▸ **INSTRUCTIONS TO FOLLOW**: Look through the listing and locate every line containing the word "align"; copy those lines.

== == ==

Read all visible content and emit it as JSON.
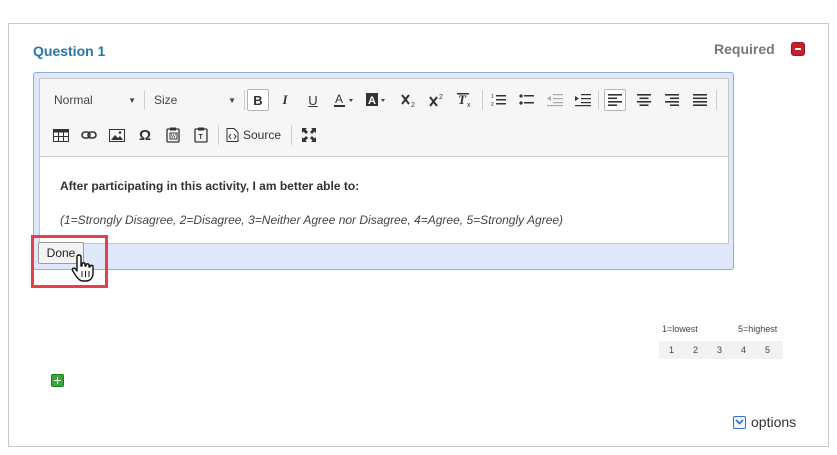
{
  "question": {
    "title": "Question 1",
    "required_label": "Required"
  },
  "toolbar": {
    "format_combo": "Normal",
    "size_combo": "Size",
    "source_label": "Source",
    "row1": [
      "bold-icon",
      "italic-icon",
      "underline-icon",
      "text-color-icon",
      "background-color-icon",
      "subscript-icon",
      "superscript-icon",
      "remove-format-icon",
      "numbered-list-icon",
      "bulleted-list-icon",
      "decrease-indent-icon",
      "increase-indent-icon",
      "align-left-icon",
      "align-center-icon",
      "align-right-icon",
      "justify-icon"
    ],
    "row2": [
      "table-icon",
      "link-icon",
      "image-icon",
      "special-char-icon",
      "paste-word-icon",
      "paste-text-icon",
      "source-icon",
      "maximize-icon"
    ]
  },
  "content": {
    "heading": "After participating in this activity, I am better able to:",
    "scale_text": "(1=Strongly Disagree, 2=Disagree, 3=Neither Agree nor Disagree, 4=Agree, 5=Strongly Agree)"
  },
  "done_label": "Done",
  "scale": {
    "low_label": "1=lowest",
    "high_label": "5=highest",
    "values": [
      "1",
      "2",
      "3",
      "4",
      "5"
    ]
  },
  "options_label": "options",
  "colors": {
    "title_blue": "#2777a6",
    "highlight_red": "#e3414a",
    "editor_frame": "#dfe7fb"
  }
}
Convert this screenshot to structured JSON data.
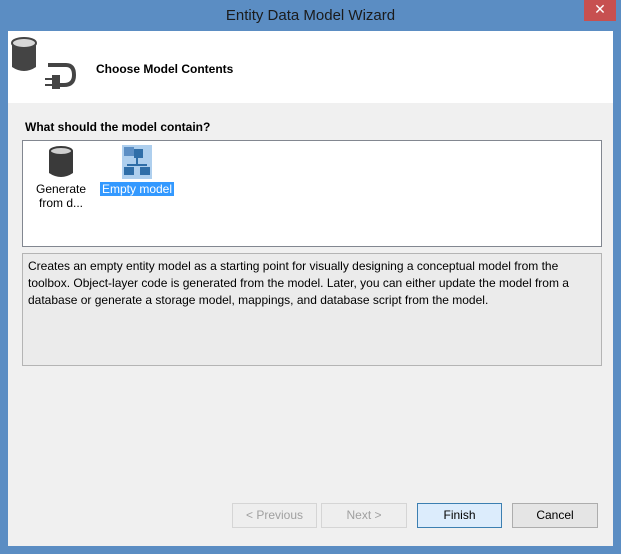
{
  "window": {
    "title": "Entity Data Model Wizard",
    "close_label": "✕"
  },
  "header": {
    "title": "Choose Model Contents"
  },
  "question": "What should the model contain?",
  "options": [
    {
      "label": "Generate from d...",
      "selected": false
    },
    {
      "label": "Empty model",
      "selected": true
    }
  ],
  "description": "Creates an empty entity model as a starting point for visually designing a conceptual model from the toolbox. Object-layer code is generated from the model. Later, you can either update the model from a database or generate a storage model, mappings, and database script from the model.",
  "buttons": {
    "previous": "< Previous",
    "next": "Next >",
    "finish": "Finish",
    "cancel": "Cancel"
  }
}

== == ==

▸ **OUTPUT OF THE TASK**:
      "align-left-icon",
      "align-center-icon",
      "align-right-icon",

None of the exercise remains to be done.